How many lines hold the string "オリバー"? Give only the number.

## Begin Records for the task

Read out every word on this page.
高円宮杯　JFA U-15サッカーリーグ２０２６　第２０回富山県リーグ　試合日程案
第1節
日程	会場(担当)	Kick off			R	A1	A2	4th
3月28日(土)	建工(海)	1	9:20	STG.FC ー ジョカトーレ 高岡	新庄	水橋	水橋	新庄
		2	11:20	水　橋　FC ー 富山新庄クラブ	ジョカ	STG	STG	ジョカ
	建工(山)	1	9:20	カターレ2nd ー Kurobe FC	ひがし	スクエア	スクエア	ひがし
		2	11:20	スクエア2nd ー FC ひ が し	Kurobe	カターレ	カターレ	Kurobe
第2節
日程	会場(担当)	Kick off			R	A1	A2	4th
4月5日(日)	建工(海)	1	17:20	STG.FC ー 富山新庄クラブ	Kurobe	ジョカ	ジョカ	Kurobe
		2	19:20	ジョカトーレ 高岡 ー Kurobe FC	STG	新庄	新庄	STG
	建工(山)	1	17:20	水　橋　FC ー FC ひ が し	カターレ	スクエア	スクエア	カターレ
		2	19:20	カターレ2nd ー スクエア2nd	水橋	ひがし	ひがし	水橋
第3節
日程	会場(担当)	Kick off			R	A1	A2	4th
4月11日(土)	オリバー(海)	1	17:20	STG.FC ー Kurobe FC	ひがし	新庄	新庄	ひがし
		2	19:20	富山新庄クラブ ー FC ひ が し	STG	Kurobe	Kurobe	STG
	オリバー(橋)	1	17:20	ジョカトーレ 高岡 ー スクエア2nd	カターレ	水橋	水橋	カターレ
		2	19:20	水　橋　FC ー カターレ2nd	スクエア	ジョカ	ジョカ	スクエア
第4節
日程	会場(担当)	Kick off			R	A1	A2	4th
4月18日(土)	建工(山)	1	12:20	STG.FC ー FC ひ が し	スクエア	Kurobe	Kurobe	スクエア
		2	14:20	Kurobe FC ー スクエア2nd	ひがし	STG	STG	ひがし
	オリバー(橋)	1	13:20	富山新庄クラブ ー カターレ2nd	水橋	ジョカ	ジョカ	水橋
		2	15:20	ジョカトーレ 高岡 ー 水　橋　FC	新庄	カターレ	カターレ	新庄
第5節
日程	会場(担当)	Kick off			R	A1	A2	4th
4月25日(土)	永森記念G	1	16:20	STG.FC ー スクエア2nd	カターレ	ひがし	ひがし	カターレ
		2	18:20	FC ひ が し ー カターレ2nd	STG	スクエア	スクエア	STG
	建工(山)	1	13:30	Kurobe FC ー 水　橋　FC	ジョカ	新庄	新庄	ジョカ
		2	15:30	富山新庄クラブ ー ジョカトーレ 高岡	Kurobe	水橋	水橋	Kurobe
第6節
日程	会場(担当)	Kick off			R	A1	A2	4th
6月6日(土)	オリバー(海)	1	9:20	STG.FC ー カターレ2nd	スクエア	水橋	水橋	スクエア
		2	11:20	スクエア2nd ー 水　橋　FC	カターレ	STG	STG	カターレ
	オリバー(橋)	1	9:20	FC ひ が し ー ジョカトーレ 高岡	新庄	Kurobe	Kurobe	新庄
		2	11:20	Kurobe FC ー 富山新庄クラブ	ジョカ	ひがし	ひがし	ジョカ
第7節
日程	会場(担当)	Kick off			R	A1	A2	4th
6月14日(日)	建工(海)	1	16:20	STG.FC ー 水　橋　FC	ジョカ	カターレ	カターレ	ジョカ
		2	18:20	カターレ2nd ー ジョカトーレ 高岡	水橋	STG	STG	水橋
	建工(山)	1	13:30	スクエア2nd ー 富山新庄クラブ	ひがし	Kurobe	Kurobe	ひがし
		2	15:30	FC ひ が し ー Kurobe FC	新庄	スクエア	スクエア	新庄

## End Records for the task

▶ _Exercise output_
5